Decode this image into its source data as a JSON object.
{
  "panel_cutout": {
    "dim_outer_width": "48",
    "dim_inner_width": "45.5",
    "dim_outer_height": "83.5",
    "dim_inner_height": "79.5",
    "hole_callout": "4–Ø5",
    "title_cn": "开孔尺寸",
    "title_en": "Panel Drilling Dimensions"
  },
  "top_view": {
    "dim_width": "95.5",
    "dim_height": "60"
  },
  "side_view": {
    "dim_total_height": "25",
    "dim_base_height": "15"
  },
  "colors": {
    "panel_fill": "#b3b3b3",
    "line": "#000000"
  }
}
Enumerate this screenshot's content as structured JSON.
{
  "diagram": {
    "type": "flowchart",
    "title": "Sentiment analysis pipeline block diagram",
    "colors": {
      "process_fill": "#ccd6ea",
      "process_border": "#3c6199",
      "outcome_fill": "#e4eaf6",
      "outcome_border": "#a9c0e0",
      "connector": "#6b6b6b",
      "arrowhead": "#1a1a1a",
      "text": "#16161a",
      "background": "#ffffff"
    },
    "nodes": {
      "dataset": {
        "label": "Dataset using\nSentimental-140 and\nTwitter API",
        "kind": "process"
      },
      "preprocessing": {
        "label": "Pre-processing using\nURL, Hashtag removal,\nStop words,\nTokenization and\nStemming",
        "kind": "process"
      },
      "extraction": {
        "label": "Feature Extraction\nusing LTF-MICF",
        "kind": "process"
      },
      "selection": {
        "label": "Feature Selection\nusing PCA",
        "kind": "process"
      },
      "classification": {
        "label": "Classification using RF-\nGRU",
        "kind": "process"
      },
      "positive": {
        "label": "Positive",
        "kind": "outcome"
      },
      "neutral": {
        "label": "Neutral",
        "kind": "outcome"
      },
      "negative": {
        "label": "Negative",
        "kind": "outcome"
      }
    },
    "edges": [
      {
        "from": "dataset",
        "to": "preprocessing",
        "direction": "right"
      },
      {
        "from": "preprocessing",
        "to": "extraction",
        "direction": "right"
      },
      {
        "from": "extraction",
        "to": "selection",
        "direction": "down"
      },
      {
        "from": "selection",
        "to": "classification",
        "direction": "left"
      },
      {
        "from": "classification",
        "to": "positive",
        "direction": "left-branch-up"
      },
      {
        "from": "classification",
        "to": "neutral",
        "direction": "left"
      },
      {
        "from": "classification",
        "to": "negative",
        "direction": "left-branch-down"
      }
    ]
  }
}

• Objective
Copy out each record exactly as given, omitting none.

• Response below
Decode this image into its source data as a JSON object.
{
  "panel_cutout": {
    "dim_outer_width": "48",
    "dim_inner_width": "45.5",
    "dim_outer_height": "83.5",
    "dim_inner_height": "79.5",
    "hole_callout": "4–Ø5",
    "title_cn": "开孔尺寸",
    "title_en": "Panel Drilling Dimensions"
  },
  "top_view": {
    "dim_width": "95.5",
    "dim_height": "60"
  },
  "side_view": {
    "dim_total_height": "25",
    "dim_base_height": "15"
  },
  "colors": {
    "panel_fill": "#b3b3b3",
    "line": "#000000"
  }
}
Enumerate this screenshot's content as structured JSON.
{
  "diagram": {
    "type": "flowchart",
    "title": "Sentiment analysis pipeline block diagram",
    "colors": {
      "process_fill": "#ccd6ea",
      "process_border": "#3c6199",
      "outcome_fill": "#e4eaf6",
      "outcome_border": "#a9c0e0",
      "connector": "#6b6b6b",
      "arrowhead": "#1a1a1a",
      "text": "#16161a",
      "background": "#ffffff"
    },
    "nodes": {
      "dataset": {
        "label": "Dataset using\nSentimental-140 and\nTwitter API",
        "kind": "process"
      },
      "preprocessing": {
        "label": "Pre-processing using\nURL, Hashtag removal,\nStop words,\nTokenization and\nStemming",
        "kind": "process"
      },
      "extraction": {
        "label": "Feature Extraction\nusing LTF-MICF",
        "kind": "process"
      },
      "selection": {
        "label": "Feature Selection\nusing PCA",
        "kind": "process"
      },
      "classification": {
        "label": "Classification using RF-\nGRU",
        "kind": "process"
      },
      "positive": {
        "label": "Positive",
        "kind": "outcome"
      },
      "neutral": {
        "label": "Neutral",
        "kind": "outcome"
      },
      "negative": {
        "label": "Negative",
        "kind": "outcome"
      }
    },
    "edges": [
      {
        "from": "dataset",
        "to": "preprocessing",
        "direction": "right"
      },
      {
        "from": "preprocessing",
        "to": "extraction",
        "direction": "right"
      },
      {
        "from": "extraction",
        "to": "selection",
        "direction": "down"
      },
      {
        "from": "selection",
        "to": "classification",
        "direction": "left"
      },
      {
        "from": "classification",
        "to": "positive",
        "direction": "left-branch-up"
      },
      {
        "from": "classification",
        "to": "neutral",
        "direction": "left"
      },
      {
        "from": "classification",
        "to": "negative",
        "direction": "left-branch-down"
      }
    ]
  }
}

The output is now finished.